■ TASK INPUT:

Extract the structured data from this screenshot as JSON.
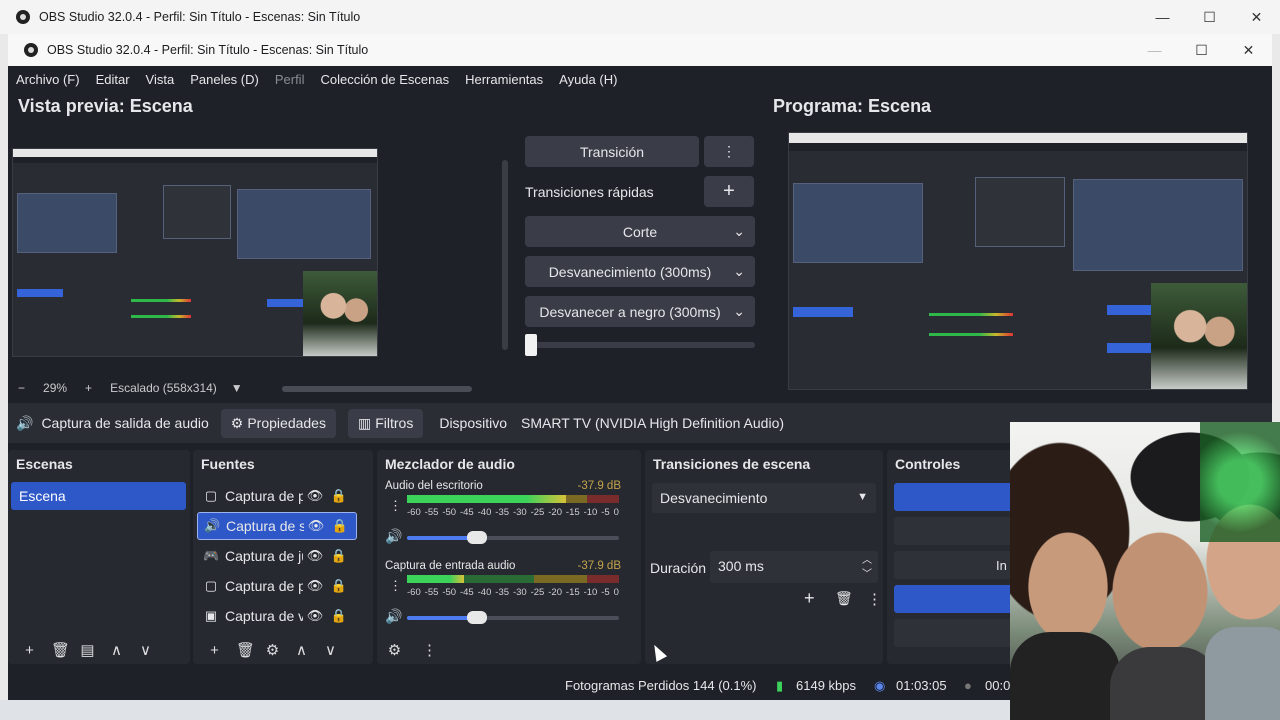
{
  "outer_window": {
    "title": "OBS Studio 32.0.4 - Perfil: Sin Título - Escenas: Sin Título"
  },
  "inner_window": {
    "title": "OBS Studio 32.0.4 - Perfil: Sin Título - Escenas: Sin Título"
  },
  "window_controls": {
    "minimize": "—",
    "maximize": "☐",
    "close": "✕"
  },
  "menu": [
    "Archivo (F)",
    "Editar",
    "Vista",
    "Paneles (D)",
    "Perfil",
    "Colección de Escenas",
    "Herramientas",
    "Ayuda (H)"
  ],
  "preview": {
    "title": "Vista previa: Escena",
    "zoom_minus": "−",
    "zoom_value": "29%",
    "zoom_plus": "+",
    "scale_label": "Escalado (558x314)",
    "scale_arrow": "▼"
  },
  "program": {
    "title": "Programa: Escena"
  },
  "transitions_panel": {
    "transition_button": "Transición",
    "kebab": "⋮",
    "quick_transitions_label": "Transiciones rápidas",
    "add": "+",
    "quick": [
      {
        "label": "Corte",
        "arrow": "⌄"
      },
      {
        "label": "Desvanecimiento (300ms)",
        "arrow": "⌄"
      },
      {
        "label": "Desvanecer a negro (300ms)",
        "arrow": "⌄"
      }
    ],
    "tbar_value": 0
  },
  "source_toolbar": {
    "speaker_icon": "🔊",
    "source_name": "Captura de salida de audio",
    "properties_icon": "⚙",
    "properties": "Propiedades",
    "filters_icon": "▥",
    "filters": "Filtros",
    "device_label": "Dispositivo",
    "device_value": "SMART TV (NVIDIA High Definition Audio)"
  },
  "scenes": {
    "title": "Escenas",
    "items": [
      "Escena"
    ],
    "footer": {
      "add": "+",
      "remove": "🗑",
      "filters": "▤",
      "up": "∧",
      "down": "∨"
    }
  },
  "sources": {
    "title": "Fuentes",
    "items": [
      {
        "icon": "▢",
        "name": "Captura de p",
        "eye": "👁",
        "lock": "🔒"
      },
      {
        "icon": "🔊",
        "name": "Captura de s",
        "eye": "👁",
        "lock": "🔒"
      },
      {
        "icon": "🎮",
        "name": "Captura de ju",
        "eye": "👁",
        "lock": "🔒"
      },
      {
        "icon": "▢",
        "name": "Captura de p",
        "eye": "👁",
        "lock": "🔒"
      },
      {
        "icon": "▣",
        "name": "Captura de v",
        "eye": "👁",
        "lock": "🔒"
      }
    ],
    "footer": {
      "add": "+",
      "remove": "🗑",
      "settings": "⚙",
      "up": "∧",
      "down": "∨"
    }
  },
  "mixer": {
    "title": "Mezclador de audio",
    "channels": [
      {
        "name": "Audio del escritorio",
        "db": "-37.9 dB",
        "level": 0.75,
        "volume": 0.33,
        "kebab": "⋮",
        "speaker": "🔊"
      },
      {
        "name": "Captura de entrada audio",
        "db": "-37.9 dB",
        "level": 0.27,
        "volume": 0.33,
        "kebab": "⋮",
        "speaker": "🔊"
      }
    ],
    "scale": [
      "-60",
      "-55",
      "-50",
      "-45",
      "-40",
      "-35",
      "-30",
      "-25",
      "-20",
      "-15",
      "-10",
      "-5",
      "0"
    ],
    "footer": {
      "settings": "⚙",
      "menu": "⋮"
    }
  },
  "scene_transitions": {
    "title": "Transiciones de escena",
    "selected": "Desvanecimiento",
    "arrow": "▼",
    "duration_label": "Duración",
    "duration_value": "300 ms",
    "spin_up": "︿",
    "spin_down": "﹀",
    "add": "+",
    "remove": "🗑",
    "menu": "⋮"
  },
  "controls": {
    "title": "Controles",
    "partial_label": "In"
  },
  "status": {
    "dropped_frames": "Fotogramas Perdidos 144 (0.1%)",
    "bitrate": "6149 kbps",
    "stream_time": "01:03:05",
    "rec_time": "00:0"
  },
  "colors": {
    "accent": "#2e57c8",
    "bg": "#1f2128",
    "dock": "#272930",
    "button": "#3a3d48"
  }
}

--

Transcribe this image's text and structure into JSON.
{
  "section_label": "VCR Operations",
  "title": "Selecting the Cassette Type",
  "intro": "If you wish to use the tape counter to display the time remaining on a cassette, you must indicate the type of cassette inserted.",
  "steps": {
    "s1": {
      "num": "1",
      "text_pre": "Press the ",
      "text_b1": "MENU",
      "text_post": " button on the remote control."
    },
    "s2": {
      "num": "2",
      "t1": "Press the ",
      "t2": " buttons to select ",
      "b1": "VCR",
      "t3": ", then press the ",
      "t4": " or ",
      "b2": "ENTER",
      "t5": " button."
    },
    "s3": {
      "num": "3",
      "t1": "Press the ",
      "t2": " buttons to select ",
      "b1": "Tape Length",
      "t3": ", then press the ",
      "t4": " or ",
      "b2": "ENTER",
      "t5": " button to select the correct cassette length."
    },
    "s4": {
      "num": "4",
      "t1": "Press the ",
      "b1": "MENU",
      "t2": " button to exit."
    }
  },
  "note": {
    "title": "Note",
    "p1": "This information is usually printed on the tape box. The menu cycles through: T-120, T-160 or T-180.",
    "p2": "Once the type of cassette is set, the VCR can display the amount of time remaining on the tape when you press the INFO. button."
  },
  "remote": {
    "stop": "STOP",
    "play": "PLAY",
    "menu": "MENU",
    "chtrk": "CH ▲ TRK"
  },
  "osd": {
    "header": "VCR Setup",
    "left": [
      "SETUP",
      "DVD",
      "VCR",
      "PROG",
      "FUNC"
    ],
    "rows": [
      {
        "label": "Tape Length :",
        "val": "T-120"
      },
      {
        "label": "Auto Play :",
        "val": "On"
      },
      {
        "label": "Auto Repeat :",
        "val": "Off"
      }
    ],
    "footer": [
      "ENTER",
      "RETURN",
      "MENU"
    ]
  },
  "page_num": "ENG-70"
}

■ YOUR GOAL:
Go through the data above and find the lines with the word "remaining". Copy each of those lines.

■ ANSWER TO THE EXERCISE:
  "intro": "If you wish to use the tape counter to display the time remaining on a cassette, you must indicate the type of cassette inserted.",
    "p2": "Once the type of cassette is set, the VCR can display the amount of time remaining on the tape when you press the INFO. button."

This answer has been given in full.